GIVEN REQUEST →
Can you rewrite the rows from the line with "legend-swatch-label: 18th (592, 97, 624, 113)" to the line with "x-tick-label: Art (281, 448, 314, 490)", changing "x-tick-label" to "x-axis-label" and keeping everything else the same?

RECORDS SHOWN →
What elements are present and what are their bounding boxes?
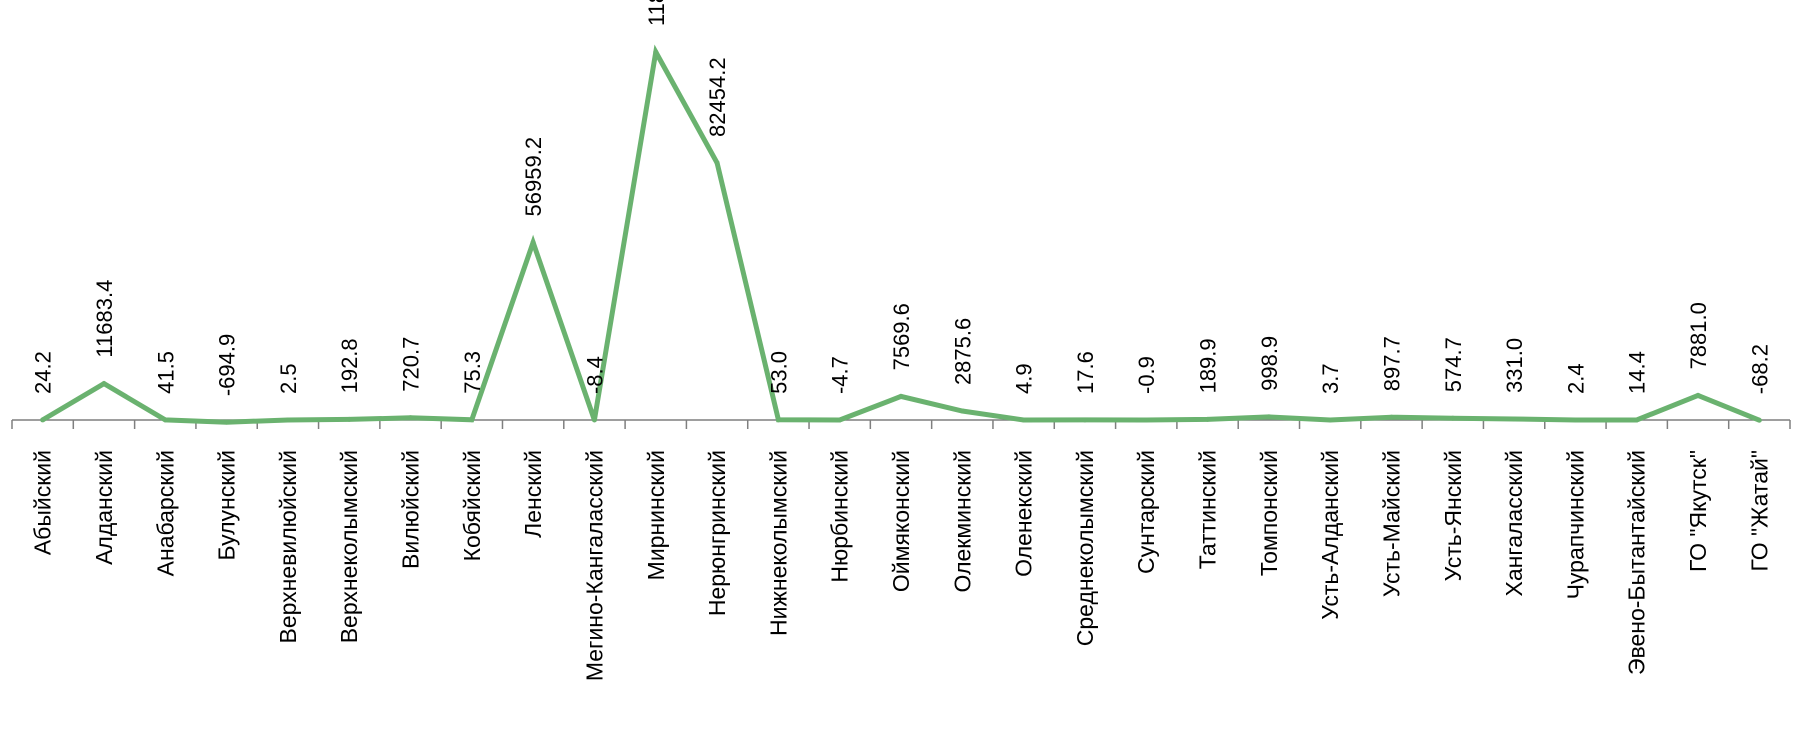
data-labels: 24.2 11683.4 41.5 -694.9 2.5 192.8 720.7 75.3 56… bbox=[31, 0, 1773, 396]
data-point bbox=[898, 393, 904, 399]
category-label: Ленский bbox=[520, 450, 546, 538]
category-label: Нижнеколымский bbox=[765, 450, 791, 636]
data-point bbox=[530, 239, 536, 245]
data-label: -68.2 bbox=[1747, 344, 1772, 394]
data-point bbox=[408, 415, 414, 421]
category-label: Кобяйский bbox=[459, 450, 485, 561]
data-label: 7569.6 bbox=[889, 303, 914, 370]
data-point bbox=[469, 417, 475, 423]
data-point bbox=[1450, 415, 1456, 421]
data-label: 82454.2 bbox=[705, 57, 730, 137]
data-point bbox=[1572, 417, 1578, 423]
data-label: -0.9 bbox=[1134, 356, 1159, 394]
data-point bbox=[959, 408, 965, 414]
data-point bbox=[714, 160, 720, 166]
category-label: Алданский bbox=[91, 450, 117, 565]
data-label: 7881.0 bbox=[1686, 302, 1711, 369]
data-point bbox=[1327, 417, 1333, 423]
category-label: Вилюйский bbox=[398, 450, 424, 569]
category-labels: Абыйский Алданский Анабарский Булунский Верх… bbox=[30, 450, 1773, 681]
category-label: Верхнеколымский bbox=[336, 450, 362, 643]
data-label: 3.7 bbox=[1318, 363, 1343, 394]
category-label: Томпонский bbox=[1256, 450, 1282, 576]
data-point bbox=[1205, 416, 1211, 422]
data-label: 2.4 bbox=[1563, 363, 1588, 394]
data-label: 11683.4 bbox=[92, 280, 117, 358]
data-point bbox=[775, 417, 781, 423]
data-label: 17.6 bbox=[1073, 351, 1098, 394]
data-label: 2875.6 bbox=[950, 318, 975, 385]
data-point bbox=[1695, 392, 1701, 398]
data-label: 189.9 bbox=[1196, 338, 1221, 393]
category-label: Усть-Майский bbox=[1378, 450, 1404, 597]
data-point bbox=[653, 49, 659, 55]
category-label: Абыйский bbox=[30, 450, 56, 555]
data-point bbox=[224, 419, 230, 425]
data-point bbox=[1021, 417, 1027, 423]
data-label: -4.7 bbox=[828, 356, 853, 394]
category-label: Эвено-Бытантайский bbox=[1624, 450, 1650, 675]
data-points bbox=[40, 49, 1762, 425]
category-label: Мирнинский bbox=[643, 450, 669, 580]
data-label: 574.7 bbox=[1441, 337, 1466, 392]
data-point bbox=[1143, 417, 1149, 423]
category-label: Верхневилюйский bbox=[275, 450, 301, 644]
data-label: 14.4 bbox=[1625, 351, 1650, 394]
category-label: Мегино-Кангаласский bbox=[581, 450, 607, 681]
data-label: -694.9 bbox=[215, 334, 240, 396]
data-point bbox=[162, 417, 168, 423]
data-label: 720.7 bbox=[399, 337, 424, 392]
category-label: Таттинский bbox=[1195, 450, 1221, 569]
category-label: Нюрбинский bbox=[827, 450, 853, 583]
category-label: Хангаласский bbox=[1501, 450, 1527, 596]
data-point bbox=[1756, 417, 1762, 423]
data-point bbox=[346, 416, 352, 422]
data-point bbox=[1511, 416, 1517, 422]
category-label: Чурапчинский bbox=[1562, 450, 1588, 599]
category-label: Усть-Янский bbox=[1440, 450, 1466, 581]
data-label: 897.7 bbox=[1379, 336, 1404, 391]
data-label: 56959.2 bbox=[521, 137, 546, 217]
category-label: Нерюнгринский bbox=[704, 450, 730, 616]
data-point bbox=[40, 417, 46, 423]
category-label: ГО "Жатай" bbox=[1746, 450, 1772, 571]
data-point bbox=[1082, 417, 1088, 423]
data-label: 2.5 bbox=[276, 363, 301, 394]
data-label: 24.2 bbox=[31, 351, 56, 394]
category-label: ГО "Якутск" bbox=[1685, 450, 1711, 572]
data-point bbox=[591, 417, 597, 423]
data-label: 118040.0 bbox=[644, 0, 669, 26]
data-label: 998.9 bbox=[1257, 336, 1282, 391]
data-point bbox=[101, 381, 107, 387]
category-label: Булунский bbox=[214, 450, 240, 560]
category-label: Среднеколымский bbox=[1072, 450, 1098, 646]
category-label: Анабарский bbox=[152, 450, 178, 576]
category-label: Усть-Алданский bbox=[1317, 450, 1343, 620]
data-point bbox=[837, 417, 843, 423]
data-label: 75.3 bbox=[460, 351, 485, 394]
data-point bbox=[1388, 414, 1394, 420]
data-label: 53.0 bbox=[766, 351, 791, 394]
category-label: Сунтарский bbox=[1133, 450, 1159, 574]
data-label: 192.8 bbox=[337, 338, 362, 393]
category-label: Олекминский bbox=[949, 450, 975, 593]
data-label: 41.5 bbox=[153, 351, 178, 394]
data-label: -8.4 bbox=[582, 356, 607, 394]
data-label: 331.0 bbox=[1502, 338, 1527, 393]
data-point bbox=[1266, 414, 1272, 420]
category-label: Оленекский bbox=[1011, 450, 1037, 577]
data-point bbox=[1634, 417, 1640, 423]
data-point bbox=[285, 417, 291, 423]
category-label: Оймяконский bbox=[888, 450, 914, 592]
data-label: 4.9 bbox=[1012, 363, 1037, 394]
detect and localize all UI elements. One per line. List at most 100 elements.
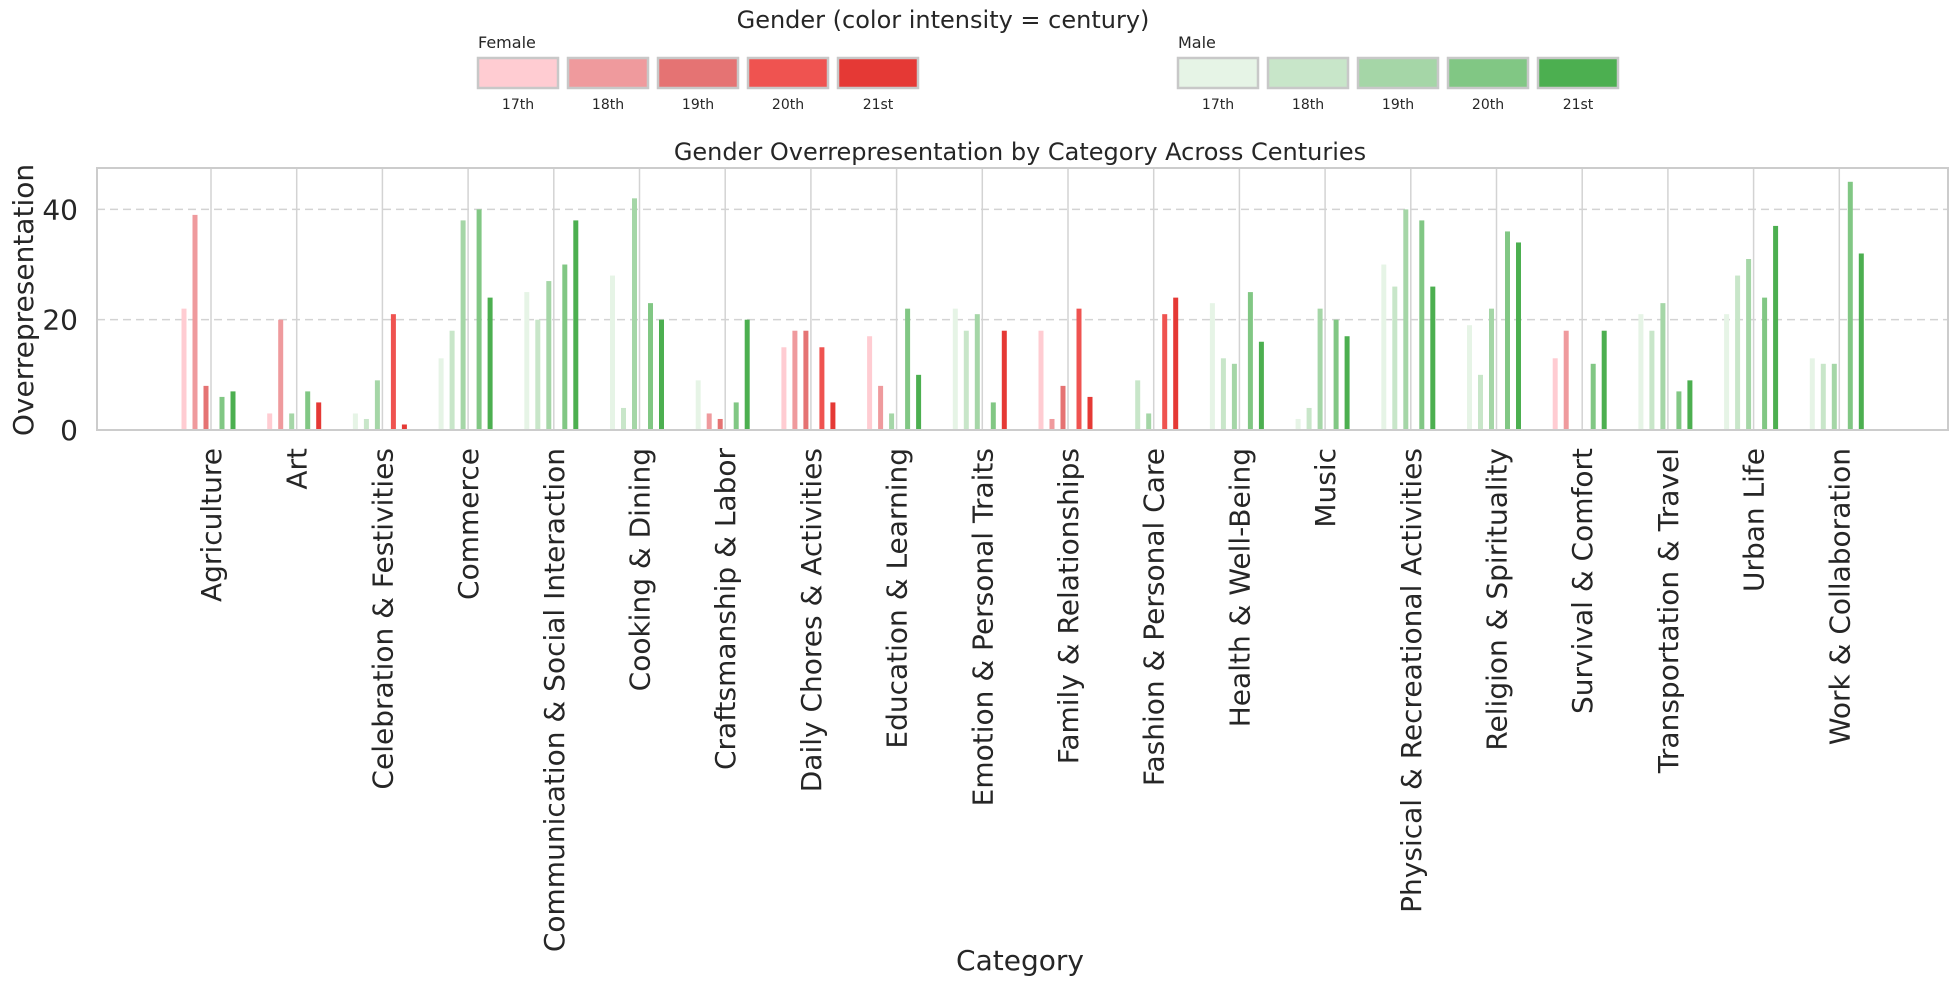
legend-swatch-label: 18th (592, 97, 624, 113)
bar (316, 402, 322, 430)
bar (1220, 358, 1226, 430)
legend-swatch (1446, 56, 1530, 90)
legend-swatch (836, 56, 920, 90)
bar (1735, 275, 1741, 430)
bar (916, 374, 922, 430)
bar (1381, 264, 1387, 430)
bar (1467, 325, 1472, 430)
bar (659, 319, 664, 430)
bar (203, 385, 209, 430)
bar (546, 281, 552, 430)
bar (648, 303, 653, 430)
legend-swatch (566, 56, 650, 90)
legend-swatch (1266, 56, 1350, 90)
bar (1162, 314, 1168, 430)
bar (1135, 380, 1141, 430)
bar (1231, 363, 1237, 430)
bar (1392, 286, 1398, 430)
bar (449, 330, 455, 430)
gridlines (97, 168, 1948, 430)
bar (963, 330, 969, 430)
bar (438, 358, 444, 430)
bar (952, 308, 958, 430)
bar (1831, 363, 1837, 430)
bar (1746, 259, 1752, 430)
bar (562, 264, 568, 430)
bar (1333, 319, 1339, 430)
bar (717, 418, 723, 430)
bar (867, 336, 873, 430)
legend-swatch-label: 17th (1202, 97, 1234, 113)
bar (1563, 330, 1569, 430)
bar (1552, 358, 1558, 430)
bar (476, 209, 482, 430)
y-tick-label: 20 (42, 304, 78, 337)
bar (621, 407, 626, 430)
legend-swatch-label: 21st (1563, 97, 1594, 113)
bar (1687, 380, 1693, 430)
legend-swatch (1356, 56, 1440, 90)
bar (1306, 407, 1312, 430)
x-tick-label: Agriculture (195, 448, 228, 602)
bar (1060, 385, 1066, 430)
legend-swatch (1176, 56, 1260, 90)
bar (401, 424, 407, 430)
x-tick-label: Cooking & Dining (624, 448, 657, 691)
bar (390, 314, 396, 430)
bar (374, 380, 380, 430)
bar (830, 402, 836, 430)
x-tick-label: Daily Chores & Activities (795, 448, 828, 792)
y-tick-labels: 0 20 40 (42, 193, 78, 447)
x-tick-label: Fashion & Personal Care (1138, 448, 1171, 786)
bar (352, 413, 358, 430)
legend-swatch-label: 21st (863, 97, 894, 113)
legend-swatch-label: 19th (1382, 97, 1414, 113)
x-tick-label: Education & Learning (881, 448, 914, 749)
bar (487, 297, 493, 430)
legend-swatch (746, 56, 830, 90)
x-tick-label: Art (281, 448, 314, 490)
bar (1516, 242, 1521, 430)
x-tick-labels: Agriculture Art Celebration & Festivities C… (195, 448, 1856, 953)
x-tick-label: Health & Well-Being (1223, 448, 1256, 727)
bar (744, 319, 750, 430)
chart-title: Gender Overrepresentation by Category Ac… (674, 138, 1366, 166)
legend-swatch (656, 56, 740, 90)
x-tick-label: Celebration & Festivities (366, 448, 399, 790)
legend-swatches: 17th 18th 19th 20th 21st 17th 18th 19th 20th 21st (476, 56, 1620, 113)
x-axis-label: Category (956, 944, 1084, 977)
bar (535, 319, 541, 430)
legend-swatch-label: 20th (772, 97, 804, 113)
legend-group-label-male: Male (1178, 33, 1216, 52)
legend-swatch-label: 18th (1292, 97, 1324, 113)
bar (1403, 209, 1409, 430)
bar (1773, 225, 1779, 430)
legend-swatch-label: 20th (1472, 97, 1504, 113)
bar (1601, 330, 1607, 430)
x-tick-label: Urban Life (1738, 448, 1771, 592)
bar (181, 308, 187, 430)
bar (632, 198, 637, 430)
bar (1809, 358, 1815, 430)
bar (278, 319, 284, 430)
bar (1317, 308, 1323, 430)
bar (803, 330, 809, 430)
bar (1489, 308, 1494, 430)
y-axis-label: Overrepresentation (7, 164, 40, 436)
bar (1146, 413, 1152, 430)
x-tick-label: Emotion & Personal Traits (966, 448, 999, 806)
x-tick-label: Religion & Spirituality (1481, 448, 1514, 751)
bar (1649, 330, 1655, 430)
bars (181, 181, 1864, 430)
y-tick-label: 0 (60, 414, 78, 447)
x-tick-label: Survival & Comfort (1566, 448, 1599, 714)
x-tick-label: Music (1309, 448, 1342, 528)
bar (1478, 374, 1483, 430)
y-tick-label: 40 (42, 193, 78, 226)
bar (267, 413, 273, 430)
bar (1258, 341, 1264, 430)
x-tick-label: Craftsmanship & Labor (709, 448, 742, 771)
bar (1049, 418, 1055, 430)
bar (706, 413, 712, 430)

RESULT →
legend-swatch-label: 18th (592, 97, 624, 113)
bar (316, 402, 322, 430)
bar (1220, 358, 1226, 430)
legend-swatch (1446, 56, 1530, 90)
legend-swatch (836, 56, 920, 90)
bar (1735, 275, 1741, 430)
bar (916, 374, 922, 430)
bar (1381, 264, 1387, 430)
bar (1467, 325, 1472, 430)
bar (659, 319, 664, 430)
bar (203, 385, 209, 430)
bar (546, 281, 552, 430)
bar (648, 303, 653, 430)
legend-swatch (566, 56, 650, 90)
legend-swatch (1266, 56, 1350, 90)
bar (1162, 314, 1168, 430)
bar (1135, 380, 1141, 430)
bar (1231, 363, 1237, 430)
bar (1392, 286, 1398, 430)
bar (449, 330, 455, 430)
gridlines (97, 168, 1948, 430)
bar (963, 330, 969, 430)
bar (438, 358, 444, 430)
bar (952, 308, 958, 430)
bar (1831, 363, 1837, 430)
bar (1746, 259, 1752, 430)
bar (562, 264, 568, 430)
bar (1333, 319, 1339, 430)
bar (717, 418, 723, 430)
bar (867, 336, 873, 430)
legend-swatch-label: 17th (1202, 97, 1234, 113)
bar (1563, 330, 1569, 430)
bar (1552, 358, 1558, 430)
bar (476, 209, 482, 430)
y-tick-label: 20 (42, 304, 78, 337)
bar (621, 407, 626, 430)
legend-swatch-label: 21st (1563, 97, 1594, 113)
bar (1687, 380, 1693, 430)
legend-swatch (1356, 56, 1440, 90)
bar (1306, 407, 1312, 430)
x-axis-label: Agriculture (195, 448, 228, 602)
bar (1060, 385, 1066, 430)
legend-swatch (1176, 56, 1260, 90)
bar (401, 424, 407, 430)
x-axis-label: Cooking & Dining (624, 448, 657, 691)
bar (390, 314, 396, 430)
bar (374, 380, 380, 430)
bar (830, 402, 836, 430)
x-axis-label: Daily Chores & Activities (795, 448, 828, 792)
y-tick-labels: 0 20 40 (42, 193, 78, 447)
x-axis-label: Fashion & Personal Care (1138, 448, 1171, 786)
bar (352, 413, 358, 430)
legend-swatch-label: 21st (863, 97, 894, 113)
legend-swatch-label: 19th (1382, 97, 1414, 113)
x-axis-label: Education & Learning (881, 448, 914, 749)
bar (487, 297, 493, 430)
legend-swatch (746, 56, 830, 90)
x-axis-label: Art (281, 448, 314, 490)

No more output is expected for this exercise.